**SET EXERCISE:** All of the listing below must be repeated word for word. Pictures are the only thing to omit.

start DATASET ENTRIES

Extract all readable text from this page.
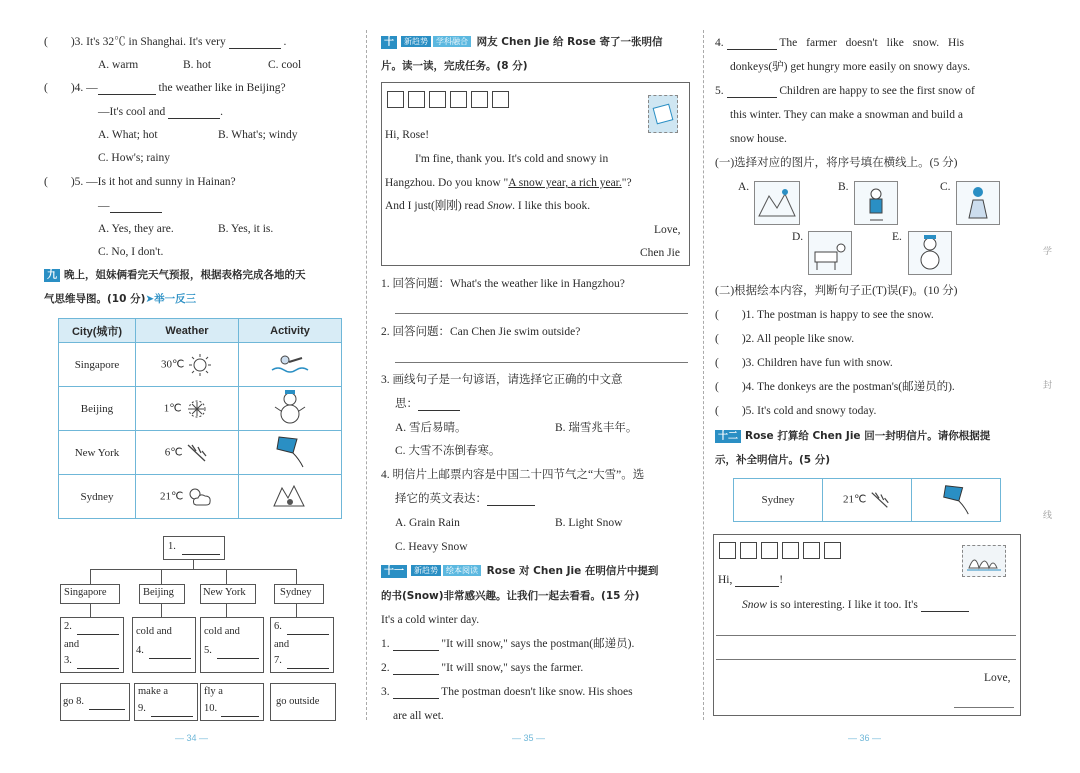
(　　)3. It's 32℃ in Shanghai. It's very	.
A. warm	B. hot	C. cool
(　　)4. —	the weather like in Beijing?
—It's cool and	.
A. What; hot	B. What's; windy
C. How's; rainy
(　　)5. —Is it hot and sunny in Hainan?
—
A. Yes, they are.	B. Yes, it is.
C. No, I don't.
九 晚上，姐妹俩看完天气预报，根据表格完成各地的天
气思维导图。(10 分)➤举一反三
City(城市)	Weather	Activity
Singapore	30℃	
Beijing	1℃	
New York	6℃	
Sydney	21℃	
1.
Singapore	Beijing	New York	Sydney
2.
and
3.
cold and
4.
cold and
5.
6.
and
7.
go 8.
make a
9.
fly a
10.
go outside
— 34 —
十 新趋势 学科融合 网友 Chen Jie 给 Rose 寄了一张明信
片。读一读，完成任务。(8 分)
Hi, Rose!
I'm fine, thank you. It's cold and snowy in
Hangzhou. Do you know "A snow year, a rich year."?
And I just(刚刚) read Snow. I like this book.
Love,
Chen Jie
1. 回答问题：What's the weather like in Hangzhou?
2. 回答问题：Can Chen Jie swim outside?
3. 画线句子是一句谚语，请选择它正确的中文意
思：
A. 雪后易晴。	B. 瑞雪兆丰年。
C. 大雪不冻倒春寒。
4. 明信片上邮票内容是中国二十四节气之“大雪”。选
择它的英文表达：
A. Grain Rain	B. Light Snow
C. Heavy Snow
十一 新趋势 绘本阅读 Rose 对 Chen Jie 在明信片中提到
的书(Snow)非常感兴趣。让我们一起去看看。(15 分)
It's a cold winter day.
1.	"It will snow," says the postman(邮递员).
2.	"It will snow," says the farmer.
3.	The postman doesn't like snow. His shoes
are all wet.
— 35 —
4.	The farmer doesn't like snow. His
donkeys(驴) get hungry more easily on snowy days.
5.	Children are happy to see the first snow of
this winter. They can make a snowman and build a
snow house.
(一)选择对应的图片，将序号填在横线上。(5 分)
A.	B.	C.
D.	E.
(二)根据绘本内容，判断句子正(T)误(F)。(10 分)
(　　)1. The postman is happy to see the snow.
(　　)2. All people like snow.
(　　)3. Children have fun with snow.
(　　)4. The donkeys are the postman's(邮递员的).
(　　)5. It's cold and snowy today.
十二 Rose 打算给 Chen Jie 回一封明信片。请你根据提
示，补全明信片。(5 分)
Sydney	21℃	
Hi,	!
Snow is so interesting. I like it too. It's
Love,
学
封
线
— 36 —
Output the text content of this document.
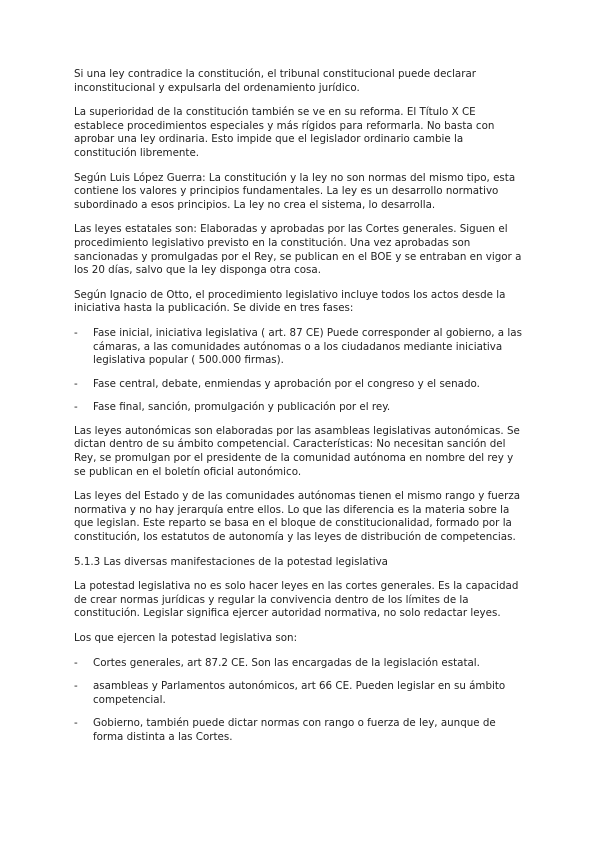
Si una ley contradice la constitución, el tribunal constitucional puede declarar inconstitucional y expulsarla del ordenamiento jurídico.

La superioridad de la constitución también se ve en su reforma. El Título X CE establece procedimientos especiales y más rígidos para reformarla. No basta con aprobar una ley ordinaria. Esto impide que el legislador ordinario cambie la constitución libremente.

Según Luis López Guerra: La constitución y la ley no son normas del mismo tipo, esta contiene los valores y principios fundamentales. La ley es un desarrollo normativo subordinado a esos principios. La ley no crea el sistema, lo desarrolla.

Las leyes estatales son: Elaboradas y aprobadas por las Cortes generales. Siguen el procedimiento legislativo previsto en la constitución. Una vez aprobadas son sancionadas y promulgadas por el Rey, se publican en el BOE y se entraban en vigor a los 20 días, salvo que la ley disponga otra cosa.

Según Ignacio de Otto, el procedimiento legislativo incluye todos los actos desde la iniciativa hasta la publicación. Se divide en tres fases:

- Fase inicial, iniciativa legislativa ( art. 87 CE) Puede corresponder al gobierno, a las cámaras, a las comunidades autónomas o a los ciudadanos mediante iniciativa legislativa popular ( 500.000 firmas).
- Fase central, debate, enmiendas y aprobación por el congreso y el senado.
- Fase final, sanción, promulgación y publicación por el rey.

Las leyes autonómicas son elaboradas por las asambleas legislativas autonómicas. Se dictan dentro de su ámbito competencial. Características: No necesitan sanción del Rey, se promulgan por el presidente de la comunidad autónoma en nombre del rey y se publican en el boletín oficial autonómico.

Las leyes del Estado y de las comunidades autónomas tienen el mismo rango y fuerza normativa y no hay jerarquía entre ellos. Lo que las diferencia es la materia sobre la que legislan. Este reparto se basa en el bloque de constitucionalidad, formado por la constitución, los estatutos de autonomía y las leyes de distribución de competencias.

5.1.3 Las diversas manifestaciones de la potestad legislativa

La potestad legislativa no es solo hacer leyes en las cortes generales. Es la capacidad de crear normas jurídicas y regular la convivencia dentro de los límites de la constitución. Legislar significa ejercer autoridad normativa, no solo redactar leyes.

Los que ejercen la potestad legislativa son:

- Cortes generales, art 87.2 CE. Son las encargadas de la legislación estatal.
- asambleas y Parlamentos autonómicos, art 66 CE. Pueden legislar en su ámbito competencial.
- Gobierno, también puede dictar normas con rango o fuerza de ley, aunque de forma distinta a las Cortes.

end DATASET ENTRIES

**EXPECTED OUTPUT:**
Extract all readable text from this page.
(　　)3. It's 32℃ in Shanghai. It's very	.
A. warm	B. hot	C. cool
(　　)4. —	the weather like in Beijing?
—It's cool and	.
A. What; hot	B. What's; windy
C. How's; rainy
(　　)5. —Is it hot and sunny in Hainan?
—
A. Yes, they are.	B. Yes, it is.
C. No, I don't.
九 晚上，姐妹俩看完天气预报，根据表格完成各地的天
气思维导图。(10 分)➤举一反三
City(城市)	Weather	Activity
Singapore	30℃	
Beijing	1℃	
New York	6℃	
Sydney	21℃	
1.
Singapore	Beijing	New York	Sydney
2.
and
3.
cold and
4.
cold and
5.
6.
and
7.
go 8.
make a
9.
fly a
10.
go outside
— 34 —
十 新趋势 学科融合 网友 Chen Jie 给 Rose 寄了一张明信
片。读一读，完成任务。(8 分)
Hi, Rose!
I'm fine, thank you. It's cold and snowy in
Hangzhou. Do you know "A snow year, a rich year."?
And I just(刚刚) read Snow. I like this book.
Love,
Chen Jie
1. 回答问题：What's the weather like in Hangzhou?
2. 回答问题：Can Chen Jie swim outside?
3. 画线句子是一句谚语，请选择它正确的中文意
思：
A. 雪后易晴。	B. 瑞雪兆丰年。
C. 大雪不冻倒春寒。
4. 明信片上邮票内容是中国二十四节气之“大雪”。选
择它的英文表达：
A. Grain Rain	B. Light Snow
C. Heavy Snow
十一 新趋势 绘本阅读 Rose 对 Chen Jie 在明信片中提到
的书(Snow)非常感兴趣。让我们一起去看看。(15 分)
It's a cold winter day.
1.	"It will snow," says the postman(邮递员).
2.	"It will snow," says the farmer.
3.	The postman doesn't like snow. His shoes
are all wet.
— 35 —
4.	The farmer doesn't like snow. His
donkeys(驴) get hungry more easily on snowy days.
5.	Children are happy to see the first snow of
this winter. They can make a snowman and build a
snow house.
(一)选择对应的图片，将序号填在横线上。(5 分)
A.	B.	C.
D.	E.
(二)根据绘本内容，判断句子正(T)误(F)。(10 分)
(　　)1. The postman is happy to see the snow.
(　　)2. All people like snow.
(　　)3. Children have fun with snow.
(　　)4. The donkeys are the postman's(邮递员的).
(　　)5. It's cold and snowy today.
十二 Rose 打算给 Chen Jie 回一封明信片。请你根据提
示，补全明信片。(5 分)
Sydney	21℃	
Hi,	!
Snow is so interesting. I like it too. It's
Love,
学
封
线
— 36 —
Output the text content of this document.
Si una ley contradice la constitución, el tribunal constitucional puede declarar inconstitucional y expulsarla del ordenamiento jurídico.

La superioridad de la constitución también se ve en su reforma. El Título X CE establece procedimientos especiales y más rígidos para reformarla. No basta con aprobar una ley ordinaria. Esto impide que el legislador ordinario cambie la constitución libremente.

Según Luis López Guerra: La constitución y la ley no son normas del mismo tipo, esta contiene los valores y principios fundamentales. La ley es un desarrollo normativo subordinado a esos principios. La ley no crea el sistema, lo desarrolla.

Las leyes estatales son: Elaboradas y aprobadas por las Cortes generales. Siguen el procedimiento legislativo previsto en la constitución. Una vez aprobadas son sancionadas y promulgadas por el Rey, se publican en el BOE y se entraban en vigor a los 20 días, salvo que la ley disponga otra cosa.

Según Ignacio de Otto, el procedimiento legislativo incluye todos los actos desde la iniciativa hasta la publicación. Se divide en tres fases:

- Fase inicial, iniciativa legislativa ( art. 87 CE) Puede corresponder al gobierno, a las cámaras, a las comunidades autónomas o a los ciudadanos mediante iniciativa legislativa popular ( 500.000 firmas).
- Fase central, debate, enmiendas y aprobación por el congreso y el senado.
- Fase final, sanción, promulgación y publicación por el rey.

Las leyes autonómicas son elaboradas por las asambleas legislativas autonómicas. Se dictan dentro de su ámbito competencial. Características: No necesitan sanción del Rey, se promulgan por el presidente de la comunidad autónoma en nombre del rey y se publican en el boletín oficial autonómico.

Las leyes del Estado y de las comunidades autónomas tienen el mismo rango y fuerza normativa y no hay jerarquía entre ellos. Lo que las diferencia es la materia sobre la que legislan. Este reparto se basa en el bloque de constitucionalidad, formado por la constitución, los estatutos de autonomía y las leyes de distribución de competencias.

5.1.3 Las diversas manifestaciones de la potestad legislativa

La potestad legislativa no es solo hacer leyes en las cortes generales. Es la capacidad de crear normas jurídicas y regular la convivencia dentro de los límites de la constitución. Legislar significa ejercer autoridad normativa, no solo redactar leyes.

Los que ejercen la potestad legislativa son:

- Cortes generales, art 87.2 CE. Son las encargadas de la legislación estatal.
- asambleas y Parlamentos autonómicos, art 66 CE. Pueden legislar en su ámbito competencial.
- Gobierno, también puede dictar normas con rango o fuerza de ley, aunque de forma distinta a las Cortes.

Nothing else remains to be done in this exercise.